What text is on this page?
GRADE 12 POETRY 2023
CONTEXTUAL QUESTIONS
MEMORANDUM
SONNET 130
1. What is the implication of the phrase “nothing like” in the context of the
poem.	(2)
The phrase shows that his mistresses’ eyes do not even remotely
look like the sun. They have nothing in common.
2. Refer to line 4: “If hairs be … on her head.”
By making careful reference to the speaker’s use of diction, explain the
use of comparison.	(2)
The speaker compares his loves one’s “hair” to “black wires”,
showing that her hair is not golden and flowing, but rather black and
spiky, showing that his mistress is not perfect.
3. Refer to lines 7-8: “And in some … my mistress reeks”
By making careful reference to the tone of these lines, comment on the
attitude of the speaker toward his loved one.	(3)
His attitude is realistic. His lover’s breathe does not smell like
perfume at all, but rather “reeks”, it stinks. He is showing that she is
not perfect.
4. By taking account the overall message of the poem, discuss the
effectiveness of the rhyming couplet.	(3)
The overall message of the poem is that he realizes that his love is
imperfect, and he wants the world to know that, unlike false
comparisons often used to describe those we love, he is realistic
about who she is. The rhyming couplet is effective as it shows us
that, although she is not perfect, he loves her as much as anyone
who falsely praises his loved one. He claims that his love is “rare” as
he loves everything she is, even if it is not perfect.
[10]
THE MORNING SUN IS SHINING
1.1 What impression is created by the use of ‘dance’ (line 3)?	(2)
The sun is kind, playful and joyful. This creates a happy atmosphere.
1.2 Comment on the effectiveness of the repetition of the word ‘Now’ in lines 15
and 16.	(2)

> [Exercise description]: Print the records above in full, exactly.

> [Exercise output]:
What text is on this page?
GRADE 12 POETRY 2023
CONTEXTUAL QUESTIONS
MEMORANDUM
SONNET 130
1. What is the implication of the phrase “nothing like” in the context of the
poem.	(2)
The phrase shows that his mistresses’ eyes do not even remotely
look like the sun. They have nothing in common.
2. Refer to line 4: “If hairs be … on her head.”
By making careful reference to the speaker’s use of diction, explain the
use of comparison.	(2)
The speaker compares his loves one’s “hair” to “black wires”,
showing that her hair is not golden and flowing, but rather black and
spiky, showing that his mistress is not perfect.
3. Refer to lines 7-8: “And in some … my mistress reeks”
By making careful reference to the tone of these lines, comment on the
attitude of the speaker toward his loved one.	(3)
His attitude is realistic. His lover’s breathe does not smell like
perfume at all, but rather “reeks”, it stinks. He is showing that she is
not perfect.
4. By taking account the overall message of the poem, discuss the
effectiveness of the rhyming couplet.	(3)
The overall message of the poem is that he realizes that his love is
imperfect, and he wants the world to know that, unlike false
comparisons often used to describe those we love, he is realistic
about who she is. The rhyming couplet is effective as it shows us
that, although she is not perfect, he loves her as much as anyone
who falsely praises his loved one. He claims that his love is “rare” as
he loves everything she is, even if it is not perfect.
[10]
THE MORNING SUN IS SHINING
1.1 What impression is created by the use of ‘dance’ (line 3)?	(2)
The sun is kind, playful and joyful. This creates a happy atmosphere.
1.2 Comment on the effectiveness of the repetition of the word ‘Now’ in lines 15
and 16.	(2)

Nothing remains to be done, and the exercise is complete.